▸ **AIM**
Reproduce each line that includes the word "lineas".

Recorded data
====================
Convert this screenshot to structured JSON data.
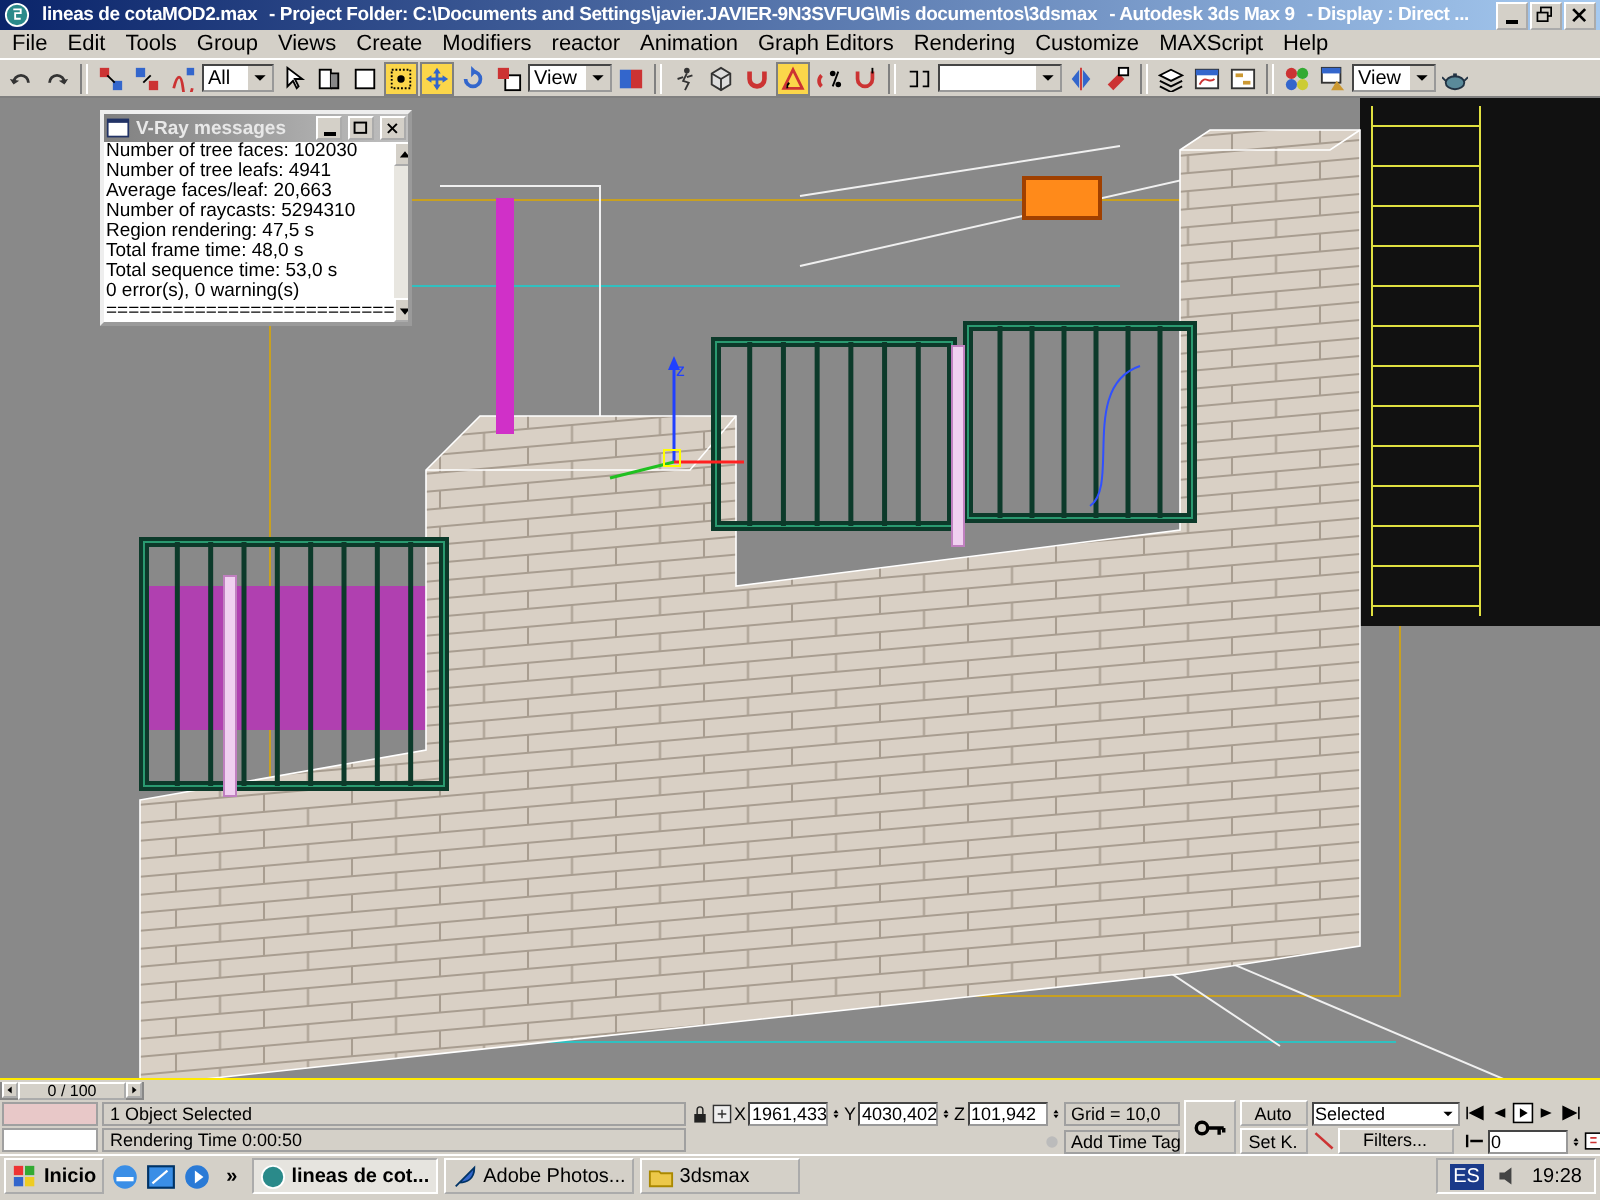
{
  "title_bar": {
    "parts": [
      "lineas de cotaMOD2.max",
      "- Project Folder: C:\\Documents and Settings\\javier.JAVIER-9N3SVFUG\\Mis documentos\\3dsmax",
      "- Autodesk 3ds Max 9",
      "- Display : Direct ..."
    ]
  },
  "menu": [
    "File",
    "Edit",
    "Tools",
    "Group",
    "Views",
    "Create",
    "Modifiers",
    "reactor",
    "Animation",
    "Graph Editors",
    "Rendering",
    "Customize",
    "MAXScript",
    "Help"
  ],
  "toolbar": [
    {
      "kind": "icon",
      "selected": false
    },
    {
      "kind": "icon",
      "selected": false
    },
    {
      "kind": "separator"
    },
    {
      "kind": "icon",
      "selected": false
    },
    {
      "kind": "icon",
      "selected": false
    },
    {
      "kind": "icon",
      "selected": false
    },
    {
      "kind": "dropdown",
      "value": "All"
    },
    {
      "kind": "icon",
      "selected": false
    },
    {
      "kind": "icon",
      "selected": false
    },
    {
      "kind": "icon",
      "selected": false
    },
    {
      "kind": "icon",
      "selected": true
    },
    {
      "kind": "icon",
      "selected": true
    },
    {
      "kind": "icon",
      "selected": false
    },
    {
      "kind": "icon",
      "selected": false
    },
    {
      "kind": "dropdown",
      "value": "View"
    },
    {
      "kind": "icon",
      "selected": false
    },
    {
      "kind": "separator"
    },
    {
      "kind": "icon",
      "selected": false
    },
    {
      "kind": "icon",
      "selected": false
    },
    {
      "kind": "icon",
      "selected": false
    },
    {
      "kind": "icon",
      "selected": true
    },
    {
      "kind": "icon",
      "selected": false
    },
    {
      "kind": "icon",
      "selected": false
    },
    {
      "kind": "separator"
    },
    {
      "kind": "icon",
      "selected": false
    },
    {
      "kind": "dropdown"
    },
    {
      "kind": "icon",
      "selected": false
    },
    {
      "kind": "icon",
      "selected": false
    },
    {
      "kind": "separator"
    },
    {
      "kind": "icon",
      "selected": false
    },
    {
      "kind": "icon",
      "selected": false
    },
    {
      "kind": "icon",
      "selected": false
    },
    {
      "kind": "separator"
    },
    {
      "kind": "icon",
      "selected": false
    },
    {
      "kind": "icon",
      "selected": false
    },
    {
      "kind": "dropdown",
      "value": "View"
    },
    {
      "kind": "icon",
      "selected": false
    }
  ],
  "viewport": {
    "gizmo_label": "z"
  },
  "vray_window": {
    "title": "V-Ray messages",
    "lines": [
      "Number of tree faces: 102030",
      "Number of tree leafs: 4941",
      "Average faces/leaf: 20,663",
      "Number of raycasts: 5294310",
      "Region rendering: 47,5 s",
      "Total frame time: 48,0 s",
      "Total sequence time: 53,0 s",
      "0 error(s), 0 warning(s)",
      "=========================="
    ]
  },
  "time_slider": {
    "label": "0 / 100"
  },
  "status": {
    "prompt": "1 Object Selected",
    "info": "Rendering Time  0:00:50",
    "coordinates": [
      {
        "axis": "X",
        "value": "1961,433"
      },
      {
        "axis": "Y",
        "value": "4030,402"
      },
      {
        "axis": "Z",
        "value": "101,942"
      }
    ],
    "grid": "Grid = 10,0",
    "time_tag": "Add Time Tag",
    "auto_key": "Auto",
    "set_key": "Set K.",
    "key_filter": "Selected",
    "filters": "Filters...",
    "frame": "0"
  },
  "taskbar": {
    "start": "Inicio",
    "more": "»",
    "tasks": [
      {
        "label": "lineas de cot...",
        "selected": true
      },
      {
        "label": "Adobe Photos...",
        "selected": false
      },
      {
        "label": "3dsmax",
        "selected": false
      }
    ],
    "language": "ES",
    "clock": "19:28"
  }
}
====================
▸ **SOLUTION BELOW**
      "lineas de cotaMOD2.max",
        "label": "lineas de cot...",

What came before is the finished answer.